Fragmento seleccionado:
Para entonces, los piratas se habían librado por completo de su terror ante los buques de guerra de la Compañía, y ya no reparaban en modo alguno en atacarlos deliberadamente. De cuando en cuando, se vieron rechazados. Así, en abril de 1808, los joasmees intentaron tomar al abordaje el Fury, de seis cañones, mandado por el teniente Gowan. El reducido tamaño del barco los había inducido a creer que sería una presa fácil; pero el Fury se mostró a la altura de su nombre, ahuyentando a los atacantes pese a condiciones de aplastante inferioridad. Podría suponerse, después de tal proeza, que el teniente Gowan y su valerosa tripulación fueron recpmpensados por el gobierno. Sucedió todo lo contrario: a su regreso a Bombay, el comandante fue objeto de una severa censura.

El resultado de esta política era harto evidente. Aquel mismo año, el Sylph, una velero de setenta y ocho toneladas, navegaba hacia Bushir con dos cruceros que escoltaban a sir H. I. Brydges hacia su nuevo puesto de embajador en Persia. Al quedar rezagado de los otros buques de guerra, el Sylph vió acercarse a él varios dhows indígenas; mas el comandante, teniente Graham, ateniéndose estrictamente a las órdenes del gobierno de Bombay, se abstuvo de disparar hasta que las embarcaciones árabes le hubiesen estrechado. Entonces, cuando ya era demasiado tarde para actuar, los dhows lanzaron una lluvia de proyectiles y sin experimentar grandes dificultades se apoderaron del Sylph, que no había podido disparar un solo cañonazo. Como de costumbre, los joasmees asesinaron a los veintidós hombres de la tripulación, cortándoles el cuello sobre el baorandal en nombre de Alá. El teniente Graham se salvó, gracias al hecho de que, gravemente herido en la refriega general del abordaje, y habiendo caído en la escotilla de proa, se había arrastrado hacia un pañol, donde permaneció escondido durante toda la lucha. Los piratas partieron triunfalmente hacia Ras-al-Khyma, pero fueron sorprendidos en camino por la fragata Nereída, que rescató a Graham y su barco.

Extracto de datos:

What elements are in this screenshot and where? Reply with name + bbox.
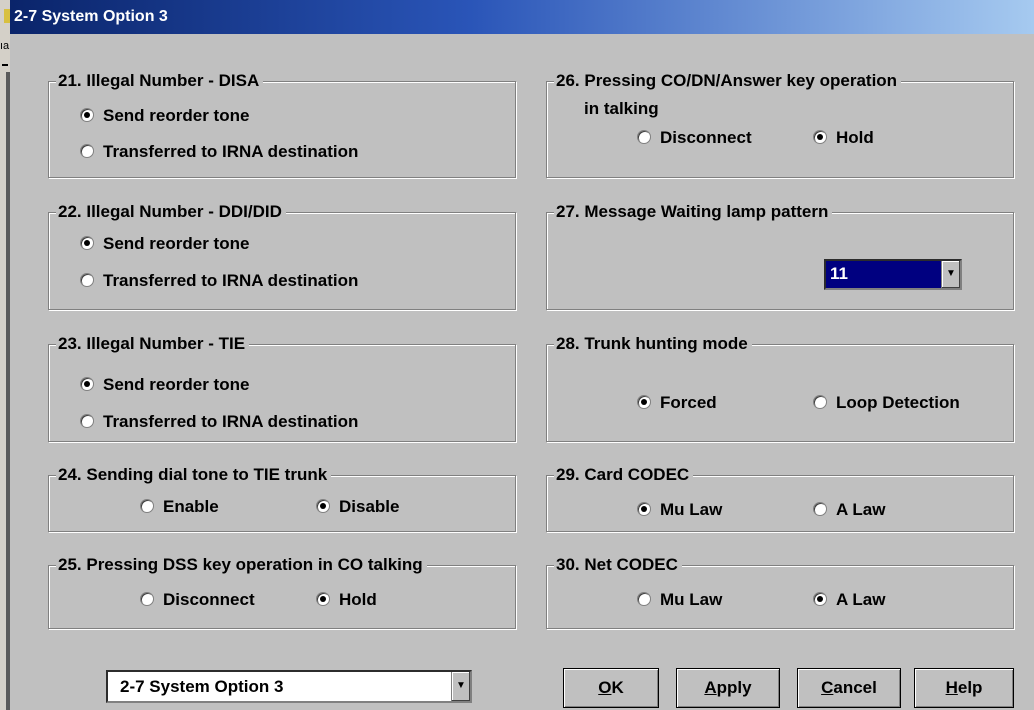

Problema planteado: Escribe la continuación del fragmento sobre los piratas joasmees, empezando justo después de su última oración.

Resultado del ejercicio:
Fue igualmente en el año 1808 cuando se produjo el más inesperado y conmovedor de todos los incidentes que ocurrieron jamás entre ingleses y joasmees. El bergantín Fly, de catorce cañones, al servicio de la Compañía de las Indias Orientales y mandado por el teniente Mainwaring, fue apresado frente a Kais por un famoso corsarió francés, el capitán Lememe, del Fortune. Antes de que el enemigo se lanzara al abordaje, el oficial inglés tiró al mar sus despachos y el tesoro; también le quedó tiempo para marcar en el mapa el lugar, caso que se presentara la ocasión de ir en busca de ellos. Mainwaring y dos de sus oficiales y la tripulación, desembarcados en Bushir, recuperaron su libertad. Los oficiales que se hallaban en Bushir, sabiendo la gran importancia de aquel correo de Inglaterra, compraron por su cuenta un dhow indígena, lo equiparon y se hicieron a la mar rumbo a Bombay, cruzando a lo largo del golfo.

En Kais, los oficiales se detuvieron y tras grandes dificultades lograron pescar el correo, después de lo cual se pusieron de nuevo en camino. Pero al llegar cerca del estrecho de Ormuz su embarcación fue capturada por una flota de dhows joasmees después de una vigorosa resistencia en el curso de la cual resultaron heridos algunos de los ingleses.

Los piratas llevaron a sus prisioneros a Ras-al-Khyma. Allí quedaron detenidos en espera de su rescate.

Durante su estancia en Ras-al-Khyma, los árabes los exhibían ante los habitantes como curiosidades, pues no recordaban haber visto seres semejantes. Las damas joasmees se mostraban tan minuciosas en sus investigaciones que deseaban averiguar en qué detalles un infiel no circunciso difería de un verdadero creyente.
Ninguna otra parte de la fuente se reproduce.